▶ _RECORDS PROVIDED_
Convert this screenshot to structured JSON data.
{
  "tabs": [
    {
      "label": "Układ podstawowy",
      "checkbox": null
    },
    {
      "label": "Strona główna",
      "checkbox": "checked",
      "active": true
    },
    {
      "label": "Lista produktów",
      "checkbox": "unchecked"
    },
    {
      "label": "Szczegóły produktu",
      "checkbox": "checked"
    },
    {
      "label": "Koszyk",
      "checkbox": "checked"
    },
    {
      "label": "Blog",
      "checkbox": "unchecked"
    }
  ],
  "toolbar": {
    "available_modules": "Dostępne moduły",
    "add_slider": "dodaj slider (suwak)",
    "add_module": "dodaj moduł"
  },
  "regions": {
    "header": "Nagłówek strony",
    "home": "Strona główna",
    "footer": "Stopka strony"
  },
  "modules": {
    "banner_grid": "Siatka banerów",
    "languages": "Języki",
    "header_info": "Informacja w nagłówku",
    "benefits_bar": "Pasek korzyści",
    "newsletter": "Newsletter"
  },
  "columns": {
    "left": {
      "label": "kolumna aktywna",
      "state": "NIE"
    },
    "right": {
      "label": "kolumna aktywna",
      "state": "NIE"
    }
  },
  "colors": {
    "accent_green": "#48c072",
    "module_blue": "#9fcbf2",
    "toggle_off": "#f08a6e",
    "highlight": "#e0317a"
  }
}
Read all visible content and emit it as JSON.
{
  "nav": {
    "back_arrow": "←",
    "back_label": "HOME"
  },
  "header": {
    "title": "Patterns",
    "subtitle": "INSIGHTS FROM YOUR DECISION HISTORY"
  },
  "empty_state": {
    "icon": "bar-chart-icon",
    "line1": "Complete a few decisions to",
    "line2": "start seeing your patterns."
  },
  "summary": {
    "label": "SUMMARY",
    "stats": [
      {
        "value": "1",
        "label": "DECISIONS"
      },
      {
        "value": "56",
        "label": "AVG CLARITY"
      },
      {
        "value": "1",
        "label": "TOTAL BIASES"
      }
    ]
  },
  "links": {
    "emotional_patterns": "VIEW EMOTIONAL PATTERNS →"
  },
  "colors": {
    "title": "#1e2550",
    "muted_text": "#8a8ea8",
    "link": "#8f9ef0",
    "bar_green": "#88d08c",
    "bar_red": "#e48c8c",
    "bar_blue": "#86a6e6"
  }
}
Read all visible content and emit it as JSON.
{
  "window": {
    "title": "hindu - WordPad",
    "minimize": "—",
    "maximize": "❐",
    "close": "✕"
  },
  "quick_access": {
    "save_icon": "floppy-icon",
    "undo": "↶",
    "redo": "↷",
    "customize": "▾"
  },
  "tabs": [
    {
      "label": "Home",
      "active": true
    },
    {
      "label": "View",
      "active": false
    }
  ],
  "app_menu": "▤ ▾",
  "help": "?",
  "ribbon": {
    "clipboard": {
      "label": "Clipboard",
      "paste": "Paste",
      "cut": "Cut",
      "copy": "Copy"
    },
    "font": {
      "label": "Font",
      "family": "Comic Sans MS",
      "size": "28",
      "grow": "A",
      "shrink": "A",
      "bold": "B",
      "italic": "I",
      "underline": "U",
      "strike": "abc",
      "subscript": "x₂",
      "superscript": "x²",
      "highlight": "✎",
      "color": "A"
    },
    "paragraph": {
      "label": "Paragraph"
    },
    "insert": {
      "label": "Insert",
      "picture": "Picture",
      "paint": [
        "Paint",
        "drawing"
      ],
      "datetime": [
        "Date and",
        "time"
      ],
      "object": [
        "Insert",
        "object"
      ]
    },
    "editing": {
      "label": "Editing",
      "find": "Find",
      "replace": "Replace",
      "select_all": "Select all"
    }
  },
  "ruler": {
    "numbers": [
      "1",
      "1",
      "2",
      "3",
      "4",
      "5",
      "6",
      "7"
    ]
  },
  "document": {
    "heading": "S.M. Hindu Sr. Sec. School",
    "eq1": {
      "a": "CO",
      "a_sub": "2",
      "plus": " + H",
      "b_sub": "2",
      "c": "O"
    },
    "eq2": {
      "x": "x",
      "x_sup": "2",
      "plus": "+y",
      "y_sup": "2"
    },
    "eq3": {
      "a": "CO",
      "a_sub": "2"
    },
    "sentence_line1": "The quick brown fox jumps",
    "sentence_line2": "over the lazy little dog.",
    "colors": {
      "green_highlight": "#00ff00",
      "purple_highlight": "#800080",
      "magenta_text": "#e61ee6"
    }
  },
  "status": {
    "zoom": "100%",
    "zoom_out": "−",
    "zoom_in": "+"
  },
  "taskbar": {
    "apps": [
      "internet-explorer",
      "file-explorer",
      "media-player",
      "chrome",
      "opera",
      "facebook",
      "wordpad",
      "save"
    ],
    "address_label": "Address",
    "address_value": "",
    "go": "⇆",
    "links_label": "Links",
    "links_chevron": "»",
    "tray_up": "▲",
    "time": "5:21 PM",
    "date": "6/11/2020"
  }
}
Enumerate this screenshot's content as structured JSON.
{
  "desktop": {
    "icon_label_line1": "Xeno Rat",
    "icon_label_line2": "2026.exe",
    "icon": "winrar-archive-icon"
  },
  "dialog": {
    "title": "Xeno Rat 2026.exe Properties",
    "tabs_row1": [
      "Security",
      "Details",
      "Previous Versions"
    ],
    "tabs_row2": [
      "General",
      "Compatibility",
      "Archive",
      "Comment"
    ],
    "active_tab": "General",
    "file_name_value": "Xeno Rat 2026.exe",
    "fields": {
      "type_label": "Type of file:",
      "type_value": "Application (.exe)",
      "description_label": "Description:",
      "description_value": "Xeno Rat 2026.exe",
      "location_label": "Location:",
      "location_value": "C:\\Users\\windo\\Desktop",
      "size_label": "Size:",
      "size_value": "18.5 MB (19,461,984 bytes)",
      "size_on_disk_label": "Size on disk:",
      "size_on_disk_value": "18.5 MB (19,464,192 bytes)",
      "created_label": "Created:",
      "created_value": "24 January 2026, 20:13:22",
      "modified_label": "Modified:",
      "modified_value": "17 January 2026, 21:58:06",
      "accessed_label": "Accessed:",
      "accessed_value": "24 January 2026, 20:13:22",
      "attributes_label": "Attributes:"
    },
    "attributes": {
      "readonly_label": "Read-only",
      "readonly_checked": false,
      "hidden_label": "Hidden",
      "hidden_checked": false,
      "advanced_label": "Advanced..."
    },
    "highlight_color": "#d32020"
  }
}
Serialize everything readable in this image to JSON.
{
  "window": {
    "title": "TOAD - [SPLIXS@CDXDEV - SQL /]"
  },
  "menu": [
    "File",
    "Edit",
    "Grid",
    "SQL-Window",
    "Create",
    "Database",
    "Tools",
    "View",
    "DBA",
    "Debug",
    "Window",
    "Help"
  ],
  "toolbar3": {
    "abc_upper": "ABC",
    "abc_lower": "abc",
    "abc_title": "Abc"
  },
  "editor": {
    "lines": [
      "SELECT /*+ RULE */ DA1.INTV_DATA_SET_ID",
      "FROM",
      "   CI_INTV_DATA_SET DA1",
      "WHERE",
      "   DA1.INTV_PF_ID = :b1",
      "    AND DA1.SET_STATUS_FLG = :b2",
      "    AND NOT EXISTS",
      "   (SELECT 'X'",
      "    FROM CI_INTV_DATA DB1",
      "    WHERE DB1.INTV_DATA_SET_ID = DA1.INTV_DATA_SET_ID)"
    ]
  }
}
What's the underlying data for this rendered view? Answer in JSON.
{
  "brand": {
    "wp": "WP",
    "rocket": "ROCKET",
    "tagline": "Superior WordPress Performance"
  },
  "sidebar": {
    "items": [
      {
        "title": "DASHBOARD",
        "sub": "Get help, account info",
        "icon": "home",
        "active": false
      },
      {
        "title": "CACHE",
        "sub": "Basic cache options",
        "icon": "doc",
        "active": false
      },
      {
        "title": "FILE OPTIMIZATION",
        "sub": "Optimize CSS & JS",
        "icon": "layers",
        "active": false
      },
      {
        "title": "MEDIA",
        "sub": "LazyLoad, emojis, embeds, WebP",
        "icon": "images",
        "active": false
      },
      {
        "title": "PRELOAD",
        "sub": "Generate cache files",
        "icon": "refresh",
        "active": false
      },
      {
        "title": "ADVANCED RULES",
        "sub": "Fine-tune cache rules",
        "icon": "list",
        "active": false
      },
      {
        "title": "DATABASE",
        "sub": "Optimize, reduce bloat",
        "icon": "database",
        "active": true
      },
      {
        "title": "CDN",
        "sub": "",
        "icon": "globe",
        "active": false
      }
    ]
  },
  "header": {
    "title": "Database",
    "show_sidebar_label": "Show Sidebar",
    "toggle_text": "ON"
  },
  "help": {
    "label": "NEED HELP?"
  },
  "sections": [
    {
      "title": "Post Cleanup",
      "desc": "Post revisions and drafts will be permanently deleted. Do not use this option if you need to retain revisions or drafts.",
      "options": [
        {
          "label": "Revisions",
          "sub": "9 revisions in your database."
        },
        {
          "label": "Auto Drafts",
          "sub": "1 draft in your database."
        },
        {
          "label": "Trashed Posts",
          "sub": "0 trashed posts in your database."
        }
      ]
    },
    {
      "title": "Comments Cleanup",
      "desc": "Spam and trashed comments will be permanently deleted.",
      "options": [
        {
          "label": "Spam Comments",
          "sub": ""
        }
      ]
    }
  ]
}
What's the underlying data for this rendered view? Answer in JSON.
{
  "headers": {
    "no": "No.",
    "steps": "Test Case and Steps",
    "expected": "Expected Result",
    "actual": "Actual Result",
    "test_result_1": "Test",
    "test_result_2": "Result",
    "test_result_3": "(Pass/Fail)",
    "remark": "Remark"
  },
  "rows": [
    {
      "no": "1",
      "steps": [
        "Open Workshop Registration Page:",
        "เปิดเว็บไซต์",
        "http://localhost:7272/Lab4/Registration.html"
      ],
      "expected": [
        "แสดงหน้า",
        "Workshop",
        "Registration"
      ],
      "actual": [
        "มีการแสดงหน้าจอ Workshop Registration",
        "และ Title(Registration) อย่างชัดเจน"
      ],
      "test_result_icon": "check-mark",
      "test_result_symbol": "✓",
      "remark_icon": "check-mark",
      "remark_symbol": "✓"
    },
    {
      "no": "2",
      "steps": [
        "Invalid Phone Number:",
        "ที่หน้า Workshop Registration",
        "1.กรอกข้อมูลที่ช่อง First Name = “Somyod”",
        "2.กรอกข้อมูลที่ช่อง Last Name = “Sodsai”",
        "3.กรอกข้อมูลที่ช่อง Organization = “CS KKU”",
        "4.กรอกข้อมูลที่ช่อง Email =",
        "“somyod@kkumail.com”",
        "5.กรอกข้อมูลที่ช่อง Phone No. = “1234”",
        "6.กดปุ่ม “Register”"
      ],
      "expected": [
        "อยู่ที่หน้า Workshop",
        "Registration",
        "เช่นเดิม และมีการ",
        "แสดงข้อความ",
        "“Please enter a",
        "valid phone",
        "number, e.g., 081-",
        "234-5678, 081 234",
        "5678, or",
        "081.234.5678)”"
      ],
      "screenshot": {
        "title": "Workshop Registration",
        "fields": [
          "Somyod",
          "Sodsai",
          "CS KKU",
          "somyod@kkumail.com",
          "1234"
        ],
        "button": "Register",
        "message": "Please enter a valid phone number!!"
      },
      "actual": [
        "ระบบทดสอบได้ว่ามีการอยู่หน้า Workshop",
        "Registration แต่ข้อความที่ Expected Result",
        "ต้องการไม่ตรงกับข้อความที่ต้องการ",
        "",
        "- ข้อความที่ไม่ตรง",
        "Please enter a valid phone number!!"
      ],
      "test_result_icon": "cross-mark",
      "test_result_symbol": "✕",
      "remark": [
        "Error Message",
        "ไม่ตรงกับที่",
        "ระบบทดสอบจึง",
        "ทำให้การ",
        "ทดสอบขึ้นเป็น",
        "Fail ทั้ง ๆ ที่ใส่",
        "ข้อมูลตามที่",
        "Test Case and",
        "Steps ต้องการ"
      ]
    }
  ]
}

▶ _GIVEN EXERCISE_
Filter the entries down to the lines with the word "FROM" in them.

▶ _ANSWER FOR THIS EXERCISE_
    "subtitle": "INSIGHTS FROM YOUR DECISION HISTORY"
      "FROM",
      "    FROM CI_INTV_DATA DB1",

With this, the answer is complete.